■ Rows
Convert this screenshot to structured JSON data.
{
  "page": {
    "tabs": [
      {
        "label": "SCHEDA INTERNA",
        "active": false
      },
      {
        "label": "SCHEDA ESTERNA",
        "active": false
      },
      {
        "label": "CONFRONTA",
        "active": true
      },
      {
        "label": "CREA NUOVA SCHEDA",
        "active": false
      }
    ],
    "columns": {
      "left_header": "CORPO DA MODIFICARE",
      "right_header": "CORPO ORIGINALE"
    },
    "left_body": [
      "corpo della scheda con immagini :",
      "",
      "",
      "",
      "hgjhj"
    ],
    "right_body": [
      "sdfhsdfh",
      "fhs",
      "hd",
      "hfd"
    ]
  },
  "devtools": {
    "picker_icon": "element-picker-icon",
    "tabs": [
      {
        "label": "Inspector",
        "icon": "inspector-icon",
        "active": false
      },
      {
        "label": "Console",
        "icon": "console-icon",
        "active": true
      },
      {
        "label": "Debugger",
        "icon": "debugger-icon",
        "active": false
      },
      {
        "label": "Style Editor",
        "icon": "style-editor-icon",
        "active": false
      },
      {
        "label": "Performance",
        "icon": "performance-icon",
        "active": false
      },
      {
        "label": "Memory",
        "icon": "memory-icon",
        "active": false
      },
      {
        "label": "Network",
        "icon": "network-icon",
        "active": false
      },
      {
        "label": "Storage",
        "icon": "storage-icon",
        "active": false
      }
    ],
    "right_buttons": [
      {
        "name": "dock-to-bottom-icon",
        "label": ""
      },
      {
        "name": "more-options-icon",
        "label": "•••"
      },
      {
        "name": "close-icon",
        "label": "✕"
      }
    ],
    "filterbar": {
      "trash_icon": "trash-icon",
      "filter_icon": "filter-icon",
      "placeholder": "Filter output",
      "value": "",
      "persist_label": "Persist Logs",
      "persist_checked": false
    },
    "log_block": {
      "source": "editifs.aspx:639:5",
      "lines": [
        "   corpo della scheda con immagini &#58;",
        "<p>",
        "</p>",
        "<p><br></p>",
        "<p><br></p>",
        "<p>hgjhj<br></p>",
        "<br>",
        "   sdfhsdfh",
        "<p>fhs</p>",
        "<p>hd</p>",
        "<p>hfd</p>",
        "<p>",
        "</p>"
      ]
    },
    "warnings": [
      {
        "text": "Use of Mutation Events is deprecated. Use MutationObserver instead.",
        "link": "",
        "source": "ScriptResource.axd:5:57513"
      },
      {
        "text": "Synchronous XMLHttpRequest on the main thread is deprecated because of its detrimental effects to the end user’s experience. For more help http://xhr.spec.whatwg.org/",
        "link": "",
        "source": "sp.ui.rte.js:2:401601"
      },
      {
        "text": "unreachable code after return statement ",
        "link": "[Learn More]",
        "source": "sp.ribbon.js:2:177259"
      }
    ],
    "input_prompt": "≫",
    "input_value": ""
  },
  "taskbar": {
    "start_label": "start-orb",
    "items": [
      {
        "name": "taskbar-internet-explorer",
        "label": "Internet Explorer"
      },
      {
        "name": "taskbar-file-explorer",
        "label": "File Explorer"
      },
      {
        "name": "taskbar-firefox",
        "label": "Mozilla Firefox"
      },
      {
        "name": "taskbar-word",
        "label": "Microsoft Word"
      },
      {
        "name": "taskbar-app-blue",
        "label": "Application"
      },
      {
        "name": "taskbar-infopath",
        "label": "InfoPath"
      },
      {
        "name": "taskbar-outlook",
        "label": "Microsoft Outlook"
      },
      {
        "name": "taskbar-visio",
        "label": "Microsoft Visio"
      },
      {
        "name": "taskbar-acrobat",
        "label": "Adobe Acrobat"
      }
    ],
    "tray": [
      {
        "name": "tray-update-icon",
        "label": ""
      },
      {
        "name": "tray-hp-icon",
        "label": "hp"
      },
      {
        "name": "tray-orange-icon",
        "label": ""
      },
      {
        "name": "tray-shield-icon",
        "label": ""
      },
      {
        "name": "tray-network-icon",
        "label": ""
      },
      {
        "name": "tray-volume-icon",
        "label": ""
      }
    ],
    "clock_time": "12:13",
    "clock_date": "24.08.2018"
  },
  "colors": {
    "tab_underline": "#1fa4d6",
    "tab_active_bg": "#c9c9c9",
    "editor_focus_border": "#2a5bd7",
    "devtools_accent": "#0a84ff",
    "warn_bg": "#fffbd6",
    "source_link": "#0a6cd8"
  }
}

■ Instructions to follow
Write out the records above again, keeping each one identical to the original.

■ Exercise result
Convert this screenshot to structured JSON data.
{
  "page": {
    "tabs": [
      {
        "label": "SCHEDA INTERNA",
        "active": false
      },
      {
        "label": "SCHEDA ESTERNA",
        "active": false
      },
      {
        "label": "CONFRONTA",
        "active": true
      },
      {
        "label": "CREA NUOVA SCHEDA",
        "active": false
      }
    ],
    "columns": {
      "left_header": "CORPO DA MODIFICARE",
      "right_header": "CORPO ORIGINALE"
    },
    "left_body": [
      "corpo della scheda con immagini :",
      "",
      "",
      "",
      "hgjhj"
    ],
    "right_body": [
      "sdfhsdfh",
      "fhs",
      "hd",
      "hfd"
    ]
  },
  "devtools": {
    "picker_icon": "element-picker-icon",
    "tabs": [
      {
        "label": "Inspector",
        "icon": "inspector-icon",
        "active": false
      },
      {
        "label": "Console",
        "icon": "console-icon",
        "active": true
      },
      {
        "label": "Debugger",
        "icon": "debugger-icon",
        "active": false
      },
      {
        "label": "Style Editor",
        "icon": "style-editor-icon",
        "active": false
      },
      {
        "label": "Performance",
        "icon": "performance-icon",
        "active": false
      },
      {
        "label": "Memory",
        "icon": "memory-icon",
        "active": false
      },
      {
        "label": "Network",
        "icon": "network-icon",
        "active": false
      },
      {
        "label": "Storage",
        "icon": "storage-icon",
        "active": false
      }
    ],
    "right_buttons": [
      {
        "name": "dock-to-bottom-icon",
        "label": ""
      },
      {
        "name": "more-options-icon",
        "label": "•••"
      },
      {
        "name": "close-icon",
        "label": "✕"
      }
    ],
    "filterbar": {
      "trash_icon": "trash-icon",
      "filter_icon": "filter-icon",
      "placeholder": "Filter output",
      "value": "",
      "persist_label": "Persist Logs",
      "persist_checked": false
    },
    "log_block": {
      "source": "editifs.aspx:639:5",
      "lines": [
        "   corpo della scheda con immagini &#58;",
        "<p>",
        "</p>",
        "<p><br></p>",
        "<p><br></p>",
        "<p>hgjhj<br></p>",
        "<br>",
        "   sdfhsdfh",
        "<p>fhs</p>",
        "<p>hd</p>",
        "<p>hfd</p>",
        "<p>",
        "</p>"
      ]
    },
    "warnings": [
      {
        "text": "Use of Mutation Events is deprecated. Use MutationObserver instead.",
        "link": "",
        "source": "ScriptResource.axd:5:57513"
      },
      {
        "text": "Synchronous XMLHttpRequest on the main thread is deprecated because of its detrimental effects to the end user’s experience. For more help http://xhr.spec.whatwg.org/",
        "link": "",
        "source": "sp.ui.rte.js:2:401601"
      },
      {
        "text": "unreachable code after return statement ",
        "link": "[Learn More]",
        "source": "sp.ribbon.js:2:177259"
      }
    ],
    "input_prompt": "≫",
    "input_value": ""
  },
  "taskbar": {
    "start_label": "start-orb",
    "items": [
      {
        "name": "taskbar-internet-explorer",
        "label": "Internet Explorer"
      },
      {
        "name": "taskbar-file-explorer",
        "label": "File Explorer"
      },
      {
        "name": "taskbar-firefox",
        "label": "Mozilla Firefox"
      },
      {
        "name": "taskbar-word",
        "label": "Microsoft Word"
      },
      {
        "name": "taskbar-app-blue",
        "label": "Application"
      },
      {
        "name": "taskbar-infopath",
        "label": "InfoPath"
      },
      {
        "name": "taskbar-outlook",
        "label": "Microsoft Outlook"
      },
      {
        "name": "taskbar-visio",
        "label": "Microsoft Visio"
      },
      {
        "name": "taskbar-acrobat",
        "label": "Adobe Acrobat"
      }
    ],
    "tray": [
      {
        "name": "tray-update-icon",
        "label": ""
      },
      {
        "name": "tray-hp-icon",
        "label": "hp"
      },
      {
        "name": "tray-orange-icon",
        "label": ""
      },
      {
        "name": "tray-shield-icon",
        "label": ""
      },
      {
        "name": "tray-network-icon",
        "label": ""
      },
      {
        "name": "tray-volume-icon",
        "label": ""
      }
    ],
    "clock_time": "12:13",
    "clock_date": "24.08.2018"
  },
  "colors": {
    "tab_underline": "#1fa4d6",
    "tab_active_bg": "#c9c9c9",
    "editor_focus_border": "#2a5bd7",
    "devtools_accent": "#0a84ff",
    "warn_bg": "#fffbd6",
    "source_link": "#0a6cd8"
  }
}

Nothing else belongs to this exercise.